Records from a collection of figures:
========================================
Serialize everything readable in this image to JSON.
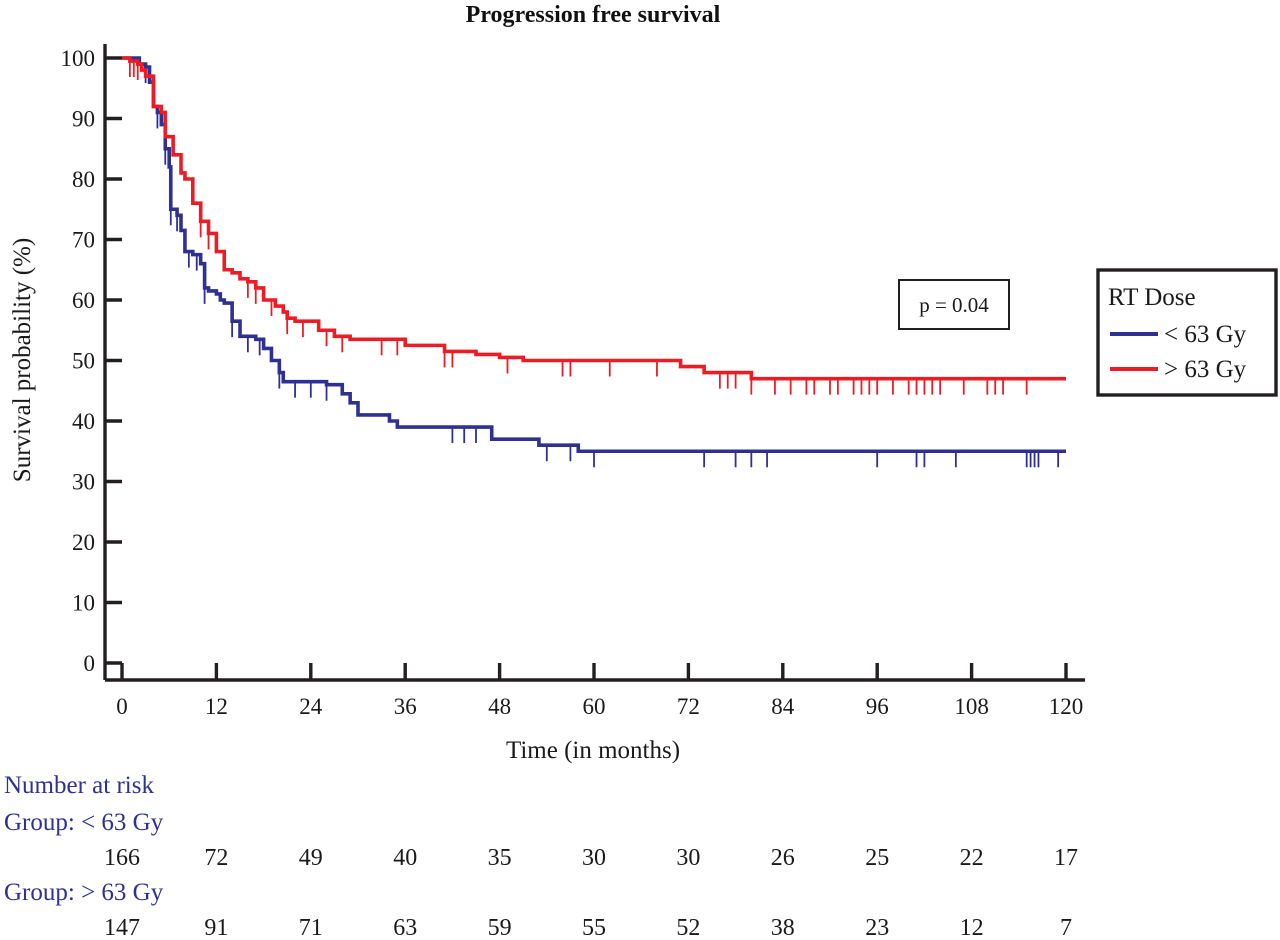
{
  "chart_data": {
    "type": "line",
    "title": "Progression free survival",
    "xlabel": "Time (in months)",
    "ylabel": "Survival probability (%)",
    "xlim": [
      0,
      120
    ],
    "ylim": [
      0,
      100
    ],
    "x_ticks": [
      0,
      12,
      24,
      36,
      48,
      60,
      72,
      84,
      96,
      108,
      120
    ],
    "y_ticks": [
      0,
      10,
      20,
      30,
      40,
      50,
      60,
      70,
      80,
      90,
      100
    ],
    "grid": false,
    "annotation": "p = 0.04",
    "legend": {
      "title": "RT Dose",
      "position": "right",
      "entries": [
        "< 63 Gy",
        "> 63 Gy"
      ]
    },
    "series": [
      {
        "name": "< 63 Gy",
        "color": "#2e3192",
        "step": true,
        "points": [
          [
            0,
            100
          ],
          [
            2,
            100
          ],
          [
            2.2,
            99
          ],
          [
            3,
            98.5
          ],
          [
            3.5,
            96
          ],
          [
            4,
            92
          ],
          [
            4.5,
            91
          ],
          [
            5,
            89
          ],
          [
            5.5,
            85
          ],
          [
            6,
            82
          ],
          [
            6.2,
            75
          ],
          [
            7,
            74
          ],
          [
            7.5,
            71.5
          ],
          [
            8,
            68
          ],
          [
            9,
            67.5
          ],
          [
            10,
            66
          ],
          [
            10.5,
            62
          ],
          [
            11,
            61.5
          ],
          [
            12,
            61
          ],
          [
            12.5,
            60
          ],
          [
            13,
            59.5
          ],
          [
            14,
            56.5
          ],
          [
            15,
            54
          ],
          [
            17,
            53.5
          ],
          [
            18,
            52
          ],
          [
            19,
            50
          ],
          [
            20,
            48
          ],
          [
            20.5,
            46.5
          ],
          [
            26,
            46
          ],
          [
            28,
            44.5
          ],
          [
            29,
            43
          ],
          [
            30,
            41
          ],
          [
            34,
            40
          ],
          [
            35,
            39
          ],
          [
            47,
            37
          ],
          [
            53,
            36
          ],
          [
            58,
            35
          ],
          [
            120,
            35
          ]
        ],
        "censored": [
          3,
          4.5,
          5.5,
          6.2,
          7,
          8.5,
          9.5,
          10.5,
          14,
          16,
          17.5,
          20,
          22,
          24,
          26,
          42,
          43.5,
          45,
          54,
          57,
          60,
          74,
          78,
          80,
          82,
          96,
          101,
          102,
          106,
          115,
          115.5,
          116,
          116.5,
          119
        ]
      },
      {
        "name": "> 63 Gy",
        "color": "#ed1c24",
        "step": true,
        "points": [
          [
            0,
            100
          ],
          [
            1,
            99.5
          ],
          [
            2,
            99
          ],
          [
            2.5,
            98
          ],
          [
            3,
            97
          ],
          [
            4,
            92
          ],
          [
            5,
            91
          ],
          [
            5.5,
            87
          ],
          [
            6.5,
            84
          ],
          [
            7.5,
            81
          ],
          [
            8,
            80
          ],
          [
            9,
            76
          ],
          [
            10,
            73
          ],
          [
            11,
            71
          ],
          [
            12,
            68
          ],
          [
            13,
            65
          ],
          [
            14,
            64.5
          ],
          [
            15,
            63.5
          ],
          [
            16,
            63
          ],
          [
            17,
            62
          ],
          [
            18,
            60
          ],
          [
            19.5,
            59
          ],
          [
            20.5,
            58
          ],
          [
            21,
            57
          ],
          [
            22,
            56.5
          ],
          [
            25,
            55
          ],
          [
            27,
            54
          ],
          [
            29,
            53.5
          ],
          [
            36,
            52.5
          ],
          [
            41,
            51.5
          ],
          [
            45,
            51
          ],
          [
            48,
            50.5
          ],
          [
            51,
            50
          ],
          [
            60,
            50
          ],
          [
            71,
            49
          ],
          [
            74,
            48
          ],
          [
            80,
            47
          ],
          [
            120,
            47
          ]
        ],
        "censored": [
          1,
          1.5,
          2,
          10,
          11,
          16,
          17,
          19,
          21,
          23,
          26,
          28,
          33,
          35,
          41,
          42,
          49,
          56,
          57,
          62,
          68,
          76,
          77,
          78,
          80,
          83,
          85,
          87,
          88,
          90,
          91,
          93,
          94,
          95,
          96,
          98,
          100,
          101,
          102,
          103,
          104,
          107,
          110,
          111,
          112,
          115
        ]
      }
    ]
  },
  "risk_table": {
    "title": "Number at risk",
    "times": [
      0,
      12,
      24,
      36,
      48,
      60,
      72,
      84,
      96,
      108,
      120
    ],
    "groups": [
      {
        "label": "Group: < 63 Gy",
        "values": [
          166,
          72,
          49,
          40,
          35,
          30,
          30,
          26,
          25,
          22,
          17
        ]
      },
      {
        "label": "Group: > 63 Gy",
        "values": [
          147,
          91,
          71,
          63,
          59,
          55,
          52,
          38,
          23,
          12,
          7
        ]
      }
    ],
    "label_color": "#2e3192"
  }
}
========================================
> EXERCISE
Leave every image out, and retype the material exactly.

> OUTPUT FOR THIS EXERCISE
Serialize everything readable in this image to JSON.
{
  "chart_data": {
    "type": "line",
    "title": "Progression free survival",
    "xlabel": "Time (in months)",
    "ylabel": "Survival probability (%)",
    "xlim": [
      0,
      120
    ],
    "ylim": [
      0,
      100
    ],
    "x_ticks": [
      0,
      12,
      24,
      36,
      48,
      60,
      72,
      84,
      96,
      108,
      120
    ],
    "y_ticks": [
      0,
      10,
      20,
      30,
      40,
      50,
      60,
      70,
      80,
      90,
      100
    ],
    "grid": false,
    "annotation": "p = 0.04",
    "legend": {
      "title": "RT Dose",
      "position": "right",
      "entries": [
        "< 63 Gy",
        "> 63 Gy"
      ]
    },
    "series": [
      {
        "name": "< 63 Gy",
        "color": "#2e3192",
        "step": true,
        "points": [
          [
            0,
            100
          ],
          [
            2,
            100
          ],
          [
            2.2,
            99
          ],
          [
            3,
            98.5
          ],
          [
            3.5,
            96
          ],
          [
            4,
            92
          ],
          [
            4.5,
            91
          ],
          [
            5,
            89
          ],
          [
            5.5,
            85
          ],
          [
            6,
            82
          ],
          [
            6.2,
            75
          ],
          [
            7,
            74
          ],
          [
            7.5,
            71.5
          ],
          [
            8,
            68
          ],
          [
            9,
            67.5
          ],
          [
            10,
            66
          ],
          [
            10.5,
            62
          ],
          [
            11,
            61.5
          ],
          [
            12,
            61
          ],
          [
            12.5,
            60
          ],
          [
            13,
            59.5
          ],
          [
            14,
            56.5
          ],
          [
            15,
            54
          ],
          [
            17,
            53.5
          ],
          [
            18,
            52
          ],
          [
            19,
            50
          ],
          [
            20,
            48
          ],
          [
            20.5,
            46.5
          ],
          [
            26,
            46
          ],
          [
            28,
            44.5
          ],
          [
            29,
            43
          ],
          [
            30,
            41
          ],
          [
            34,
            40
          ],
          [
            35,
            39
          ],
          [
            47,
            37
          ],
          [
            53,
            36
          ],
          [
            58,
            35
          ],
          [
            120,
            35
          ]
        ],
        "censored": [
          3,
          4.5,
          5.5,
          6.2,
          7,
          8.5,
          9.5,
          10.5,
          14,
          16,
          17.5,
          20,
          22,
          24,
          26,
          42,
          43.5,
          45,
          54,
          57,
          60,
          74,
          78,
          80,
          82,
          96,
          101,
          102,
          106,
          115,
          115.5,
          116,
          116.5,
          119
        ]
      },
      {
        "name": "> 63 Gy",
        "color": "#ed1c24",
        "step": true,
        "points": [
          [
            0,
            100
          ],
          [
            1,
            99.5
          ],
          [
            2,
            99
          ],
          [
            2.5,
            98
          ],
          [
            3,
            97
          ],
          [
            4,
            92
          ],
          [
            5,
            91
          ],
          [
            5.5,
            87
          ],
          [
            6.5,
            84
          ],
          [
            7.5,
            81
          ],
          [
            8,
            80
          ],
          [
            9,
            76
          ],
          [
            10,
            73
          ],
          [
            11,
            71
          ],
          [
            12,
            68
          ],
          [
            13,
            65
          ],
          [
            14,
            64.5
          ],
          [
            15,
            63.5
          ],
          [
            16,
            63
          ],
          [
            17,
            62
          ],
          [
            18,
            60
          ],
          [
            19.5,
            59
          ],
          [
            20.5,
            58
          ],
          [
            21,
            57
          ],
          [
            22,
            56.5
          ],
          [
            25,
            55
          ],
          [
            27,
            54
          ],
          [
            29,
            53.5
          ],
          [
            36,
            52.5
          ],
          [
            41,
            51.5
          ],
          [
            45,
            51
          ],
          [
            48,
            50.5
          ],
          [
            51,
            50
          ],
          [
            60,
            50
          ],
          [
            71,
            49
          ],
          [
            74,
            48
          ],
          [
            80,
            47
          ],
          [
            120,
            47
          ]
        ],
        "censored": [
          1,
          1.5,
          2,
          10,
          11,
          16,
          17,
          19,
          21,
          23,
          26,
          28,
          33,
          35,
          41,
          42,
          49,
          56,
          57,
          62,
          68,
          76,
          77,
          78,
          80,
          83,
          85,
          87,
          88,
          90,
          91,
          93,
          94,
          95,
          96,
          98,
          100,
          101,
          102,
          103,
          104,
          107,
          110,
          111,
          112,
          115
        ]
      }
    ]
  },
  "risk_table": {
    "title": "Number at risk",
    "times": [
      0,
      12,
      24,
      36,
      48,
      60,
      72,
      84,
      96,
      108,
      120
    ],
    "groups": [
      {
        "label": "Group: < 63 Gy",
        "values": [
          166,
          72,
          49,
          40,
          35,
          30,
          30,
          26,
          25,
          22,
          17
        ]
      },
      {
        "label": "Group: > 63 Gy",
        "values": [
          147,
          91,
          71,
          63,
          59,
          55,
          52,
          38,
          23,
          12,
          7
        ]
      }
    ],
    "label_color": "#2e3192"
  }
}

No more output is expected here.